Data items
------------------------------------------------

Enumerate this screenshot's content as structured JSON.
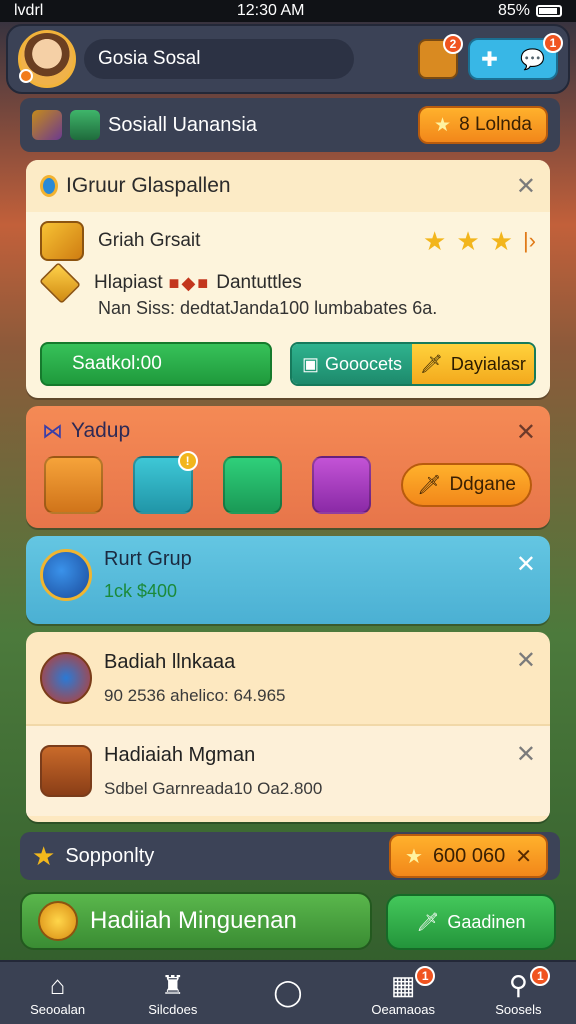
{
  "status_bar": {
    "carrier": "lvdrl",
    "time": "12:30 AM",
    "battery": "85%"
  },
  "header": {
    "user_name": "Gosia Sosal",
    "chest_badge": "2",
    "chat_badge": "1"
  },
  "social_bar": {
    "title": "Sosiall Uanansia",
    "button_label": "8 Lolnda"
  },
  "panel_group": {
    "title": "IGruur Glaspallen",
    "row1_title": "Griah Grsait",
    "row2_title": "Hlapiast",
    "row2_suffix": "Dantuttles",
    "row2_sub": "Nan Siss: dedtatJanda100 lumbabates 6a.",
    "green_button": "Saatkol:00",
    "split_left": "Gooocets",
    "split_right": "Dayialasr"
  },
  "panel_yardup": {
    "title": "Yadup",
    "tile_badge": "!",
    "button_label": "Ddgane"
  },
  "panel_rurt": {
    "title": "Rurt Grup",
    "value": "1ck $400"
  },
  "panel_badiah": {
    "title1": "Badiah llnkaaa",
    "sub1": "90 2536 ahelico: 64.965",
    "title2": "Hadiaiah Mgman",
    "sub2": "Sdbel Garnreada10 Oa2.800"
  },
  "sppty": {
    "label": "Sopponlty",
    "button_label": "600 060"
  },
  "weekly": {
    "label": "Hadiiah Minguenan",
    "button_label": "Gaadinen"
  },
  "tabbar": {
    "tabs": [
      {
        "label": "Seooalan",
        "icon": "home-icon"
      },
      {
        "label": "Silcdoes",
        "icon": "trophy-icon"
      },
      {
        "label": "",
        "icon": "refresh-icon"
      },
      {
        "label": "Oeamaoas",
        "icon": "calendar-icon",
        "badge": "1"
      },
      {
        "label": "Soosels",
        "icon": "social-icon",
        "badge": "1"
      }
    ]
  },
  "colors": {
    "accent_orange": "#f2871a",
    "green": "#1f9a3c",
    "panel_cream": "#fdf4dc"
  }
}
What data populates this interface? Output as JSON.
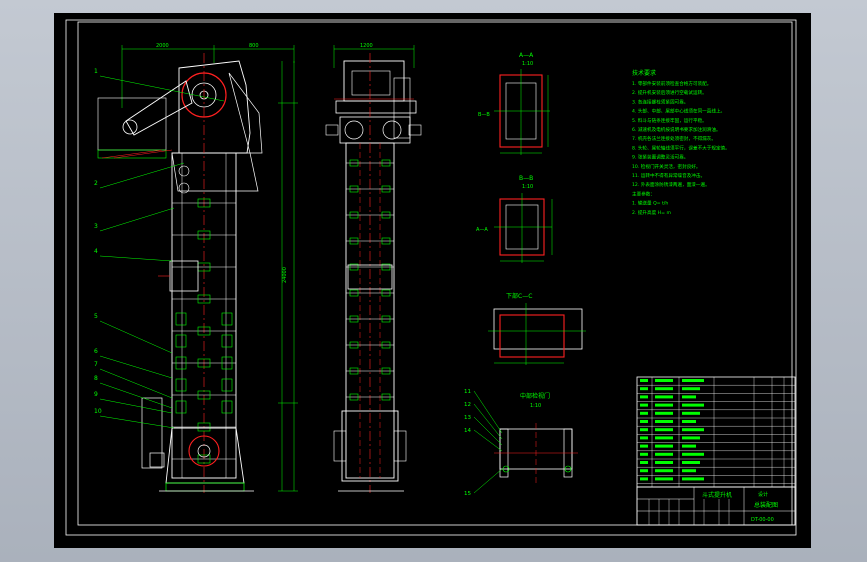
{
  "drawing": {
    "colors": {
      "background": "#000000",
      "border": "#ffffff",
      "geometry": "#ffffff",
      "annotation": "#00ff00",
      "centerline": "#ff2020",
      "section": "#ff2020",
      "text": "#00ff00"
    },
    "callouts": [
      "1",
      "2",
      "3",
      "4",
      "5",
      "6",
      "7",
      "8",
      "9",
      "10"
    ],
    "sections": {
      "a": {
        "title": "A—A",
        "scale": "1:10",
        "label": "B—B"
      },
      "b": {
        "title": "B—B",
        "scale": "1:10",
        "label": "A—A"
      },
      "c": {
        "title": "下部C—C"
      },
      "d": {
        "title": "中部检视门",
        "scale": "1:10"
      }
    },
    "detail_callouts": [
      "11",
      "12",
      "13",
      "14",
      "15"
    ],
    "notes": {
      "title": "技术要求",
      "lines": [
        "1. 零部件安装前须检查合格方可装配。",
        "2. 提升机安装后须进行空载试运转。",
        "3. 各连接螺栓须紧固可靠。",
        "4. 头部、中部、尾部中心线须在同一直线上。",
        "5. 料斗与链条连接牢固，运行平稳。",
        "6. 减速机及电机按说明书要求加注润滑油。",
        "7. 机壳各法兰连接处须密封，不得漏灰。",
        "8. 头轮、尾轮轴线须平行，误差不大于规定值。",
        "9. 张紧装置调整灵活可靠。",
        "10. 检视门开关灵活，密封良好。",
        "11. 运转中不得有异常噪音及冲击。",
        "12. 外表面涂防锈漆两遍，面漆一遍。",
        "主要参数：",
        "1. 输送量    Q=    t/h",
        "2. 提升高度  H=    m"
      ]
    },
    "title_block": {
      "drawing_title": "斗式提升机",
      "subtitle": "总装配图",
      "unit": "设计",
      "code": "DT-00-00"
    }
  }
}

------------------------------------------------

— What to work on —
Only the number is wanted: how many lines in the entries above contain the word "JSON"?

— Exercise answer —
2